__WHAT IS EXPECTED__
Some lines below may hold the string "name". Count them and give only the total.

__DATA LISTING__
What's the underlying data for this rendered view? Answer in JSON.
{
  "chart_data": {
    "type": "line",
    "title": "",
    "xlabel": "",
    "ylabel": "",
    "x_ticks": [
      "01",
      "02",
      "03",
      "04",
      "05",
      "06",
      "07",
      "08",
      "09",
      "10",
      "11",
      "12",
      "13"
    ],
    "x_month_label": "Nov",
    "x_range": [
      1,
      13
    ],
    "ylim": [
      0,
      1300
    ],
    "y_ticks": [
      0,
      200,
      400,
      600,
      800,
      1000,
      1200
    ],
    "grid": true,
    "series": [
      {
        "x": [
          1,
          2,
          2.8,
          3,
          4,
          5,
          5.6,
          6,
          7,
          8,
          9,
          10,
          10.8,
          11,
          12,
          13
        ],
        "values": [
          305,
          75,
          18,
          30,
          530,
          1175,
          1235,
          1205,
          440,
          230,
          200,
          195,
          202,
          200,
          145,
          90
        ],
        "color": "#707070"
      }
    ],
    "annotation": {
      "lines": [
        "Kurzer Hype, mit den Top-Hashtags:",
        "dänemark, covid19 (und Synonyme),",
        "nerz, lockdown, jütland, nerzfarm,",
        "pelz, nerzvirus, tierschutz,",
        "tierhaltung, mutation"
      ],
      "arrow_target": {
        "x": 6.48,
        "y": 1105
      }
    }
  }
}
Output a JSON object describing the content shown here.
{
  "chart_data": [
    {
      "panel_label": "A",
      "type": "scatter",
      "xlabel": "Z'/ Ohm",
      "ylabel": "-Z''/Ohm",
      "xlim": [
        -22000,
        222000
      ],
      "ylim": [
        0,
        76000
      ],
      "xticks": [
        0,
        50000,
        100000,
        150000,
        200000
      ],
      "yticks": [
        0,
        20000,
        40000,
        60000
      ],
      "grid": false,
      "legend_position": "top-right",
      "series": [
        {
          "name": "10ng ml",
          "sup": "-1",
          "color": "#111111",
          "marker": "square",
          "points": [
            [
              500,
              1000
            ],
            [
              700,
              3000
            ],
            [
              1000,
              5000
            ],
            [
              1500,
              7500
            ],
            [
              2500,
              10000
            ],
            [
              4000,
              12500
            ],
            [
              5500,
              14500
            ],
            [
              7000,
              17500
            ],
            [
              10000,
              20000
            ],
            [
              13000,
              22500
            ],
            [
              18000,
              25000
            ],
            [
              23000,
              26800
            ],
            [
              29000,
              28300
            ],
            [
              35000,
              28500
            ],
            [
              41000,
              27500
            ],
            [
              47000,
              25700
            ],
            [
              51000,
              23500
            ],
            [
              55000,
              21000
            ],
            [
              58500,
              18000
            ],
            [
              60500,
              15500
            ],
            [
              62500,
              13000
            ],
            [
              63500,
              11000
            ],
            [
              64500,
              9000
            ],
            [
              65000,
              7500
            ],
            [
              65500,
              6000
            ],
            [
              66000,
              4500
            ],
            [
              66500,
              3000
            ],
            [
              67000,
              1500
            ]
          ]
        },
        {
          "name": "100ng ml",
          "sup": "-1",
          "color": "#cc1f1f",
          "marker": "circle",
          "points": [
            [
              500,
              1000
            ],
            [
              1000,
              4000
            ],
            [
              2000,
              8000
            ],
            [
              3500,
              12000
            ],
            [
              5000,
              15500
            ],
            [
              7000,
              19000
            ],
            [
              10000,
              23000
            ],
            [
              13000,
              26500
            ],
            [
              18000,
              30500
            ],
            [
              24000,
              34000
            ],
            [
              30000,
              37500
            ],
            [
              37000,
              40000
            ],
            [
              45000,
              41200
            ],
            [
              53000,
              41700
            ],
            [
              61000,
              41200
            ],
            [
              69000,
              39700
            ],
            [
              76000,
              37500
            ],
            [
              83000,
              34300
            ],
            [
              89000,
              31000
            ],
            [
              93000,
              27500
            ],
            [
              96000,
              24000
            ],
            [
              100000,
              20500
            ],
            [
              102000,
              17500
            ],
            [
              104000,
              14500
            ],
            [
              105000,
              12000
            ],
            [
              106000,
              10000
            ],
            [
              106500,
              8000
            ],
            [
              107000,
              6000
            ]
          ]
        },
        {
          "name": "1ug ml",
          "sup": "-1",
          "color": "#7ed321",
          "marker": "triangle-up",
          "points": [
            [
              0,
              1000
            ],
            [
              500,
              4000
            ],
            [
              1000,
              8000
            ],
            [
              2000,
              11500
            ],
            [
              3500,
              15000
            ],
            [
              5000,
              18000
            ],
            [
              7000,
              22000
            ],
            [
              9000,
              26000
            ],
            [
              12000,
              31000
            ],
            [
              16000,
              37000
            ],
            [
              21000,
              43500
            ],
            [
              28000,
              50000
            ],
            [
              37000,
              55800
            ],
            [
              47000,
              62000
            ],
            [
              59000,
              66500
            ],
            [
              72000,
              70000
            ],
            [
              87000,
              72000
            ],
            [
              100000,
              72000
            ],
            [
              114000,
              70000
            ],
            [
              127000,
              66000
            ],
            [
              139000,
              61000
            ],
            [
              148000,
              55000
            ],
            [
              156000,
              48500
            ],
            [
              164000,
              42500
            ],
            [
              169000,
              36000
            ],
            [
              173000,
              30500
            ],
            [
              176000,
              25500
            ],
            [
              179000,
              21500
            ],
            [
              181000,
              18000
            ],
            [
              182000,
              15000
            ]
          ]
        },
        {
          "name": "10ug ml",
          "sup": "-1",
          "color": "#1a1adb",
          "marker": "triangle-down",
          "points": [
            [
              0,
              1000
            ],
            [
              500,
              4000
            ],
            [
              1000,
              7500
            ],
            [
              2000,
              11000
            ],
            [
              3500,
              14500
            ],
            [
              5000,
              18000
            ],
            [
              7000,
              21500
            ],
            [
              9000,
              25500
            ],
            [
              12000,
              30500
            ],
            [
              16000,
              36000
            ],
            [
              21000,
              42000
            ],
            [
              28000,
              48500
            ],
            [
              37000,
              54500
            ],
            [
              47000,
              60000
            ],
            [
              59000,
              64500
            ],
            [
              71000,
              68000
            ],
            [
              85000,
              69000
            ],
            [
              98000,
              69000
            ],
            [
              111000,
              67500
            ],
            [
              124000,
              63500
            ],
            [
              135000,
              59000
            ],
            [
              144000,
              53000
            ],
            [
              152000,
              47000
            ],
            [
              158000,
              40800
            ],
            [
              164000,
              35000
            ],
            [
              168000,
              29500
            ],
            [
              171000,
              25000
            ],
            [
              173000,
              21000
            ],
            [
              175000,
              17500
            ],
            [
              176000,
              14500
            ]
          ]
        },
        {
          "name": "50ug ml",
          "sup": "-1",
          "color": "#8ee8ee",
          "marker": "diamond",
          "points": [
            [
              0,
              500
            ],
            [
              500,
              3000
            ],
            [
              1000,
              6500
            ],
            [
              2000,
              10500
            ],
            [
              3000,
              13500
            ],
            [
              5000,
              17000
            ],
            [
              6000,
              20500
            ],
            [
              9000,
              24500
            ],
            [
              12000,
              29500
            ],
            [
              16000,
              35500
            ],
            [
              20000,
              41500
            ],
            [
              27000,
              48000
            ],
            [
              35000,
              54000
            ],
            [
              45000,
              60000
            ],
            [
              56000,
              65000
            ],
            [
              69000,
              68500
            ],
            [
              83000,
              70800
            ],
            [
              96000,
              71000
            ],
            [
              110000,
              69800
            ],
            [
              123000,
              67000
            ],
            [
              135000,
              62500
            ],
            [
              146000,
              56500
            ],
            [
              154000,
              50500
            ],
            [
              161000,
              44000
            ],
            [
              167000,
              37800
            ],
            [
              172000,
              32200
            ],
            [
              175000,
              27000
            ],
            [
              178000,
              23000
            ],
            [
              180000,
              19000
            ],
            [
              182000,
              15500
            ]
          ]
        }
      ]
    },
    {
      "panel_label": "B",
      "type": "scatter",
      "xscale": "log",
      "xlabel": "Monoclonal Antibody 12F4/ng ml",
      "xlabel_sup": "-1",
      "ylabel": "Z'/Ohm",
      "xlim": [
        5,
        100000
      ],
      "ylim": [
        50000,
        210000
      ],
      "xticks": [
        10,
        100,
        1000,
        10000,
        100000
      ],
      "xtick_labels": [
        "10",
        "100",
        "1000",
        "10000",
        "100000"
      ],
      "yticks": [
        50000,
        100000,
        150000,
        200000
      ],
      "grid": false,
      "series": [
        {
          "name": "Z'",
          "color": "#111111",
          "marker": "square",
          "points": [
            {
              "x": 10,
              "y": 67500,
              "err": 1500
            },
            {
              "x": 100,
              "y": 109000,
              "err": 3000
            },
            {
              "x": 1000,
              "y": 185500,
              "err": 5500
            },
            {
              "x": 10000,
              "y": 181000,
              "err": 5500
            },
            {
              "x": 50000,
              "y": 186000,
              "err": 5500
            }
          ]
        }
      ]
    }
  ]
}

__WRITTEN RESPONSE__
6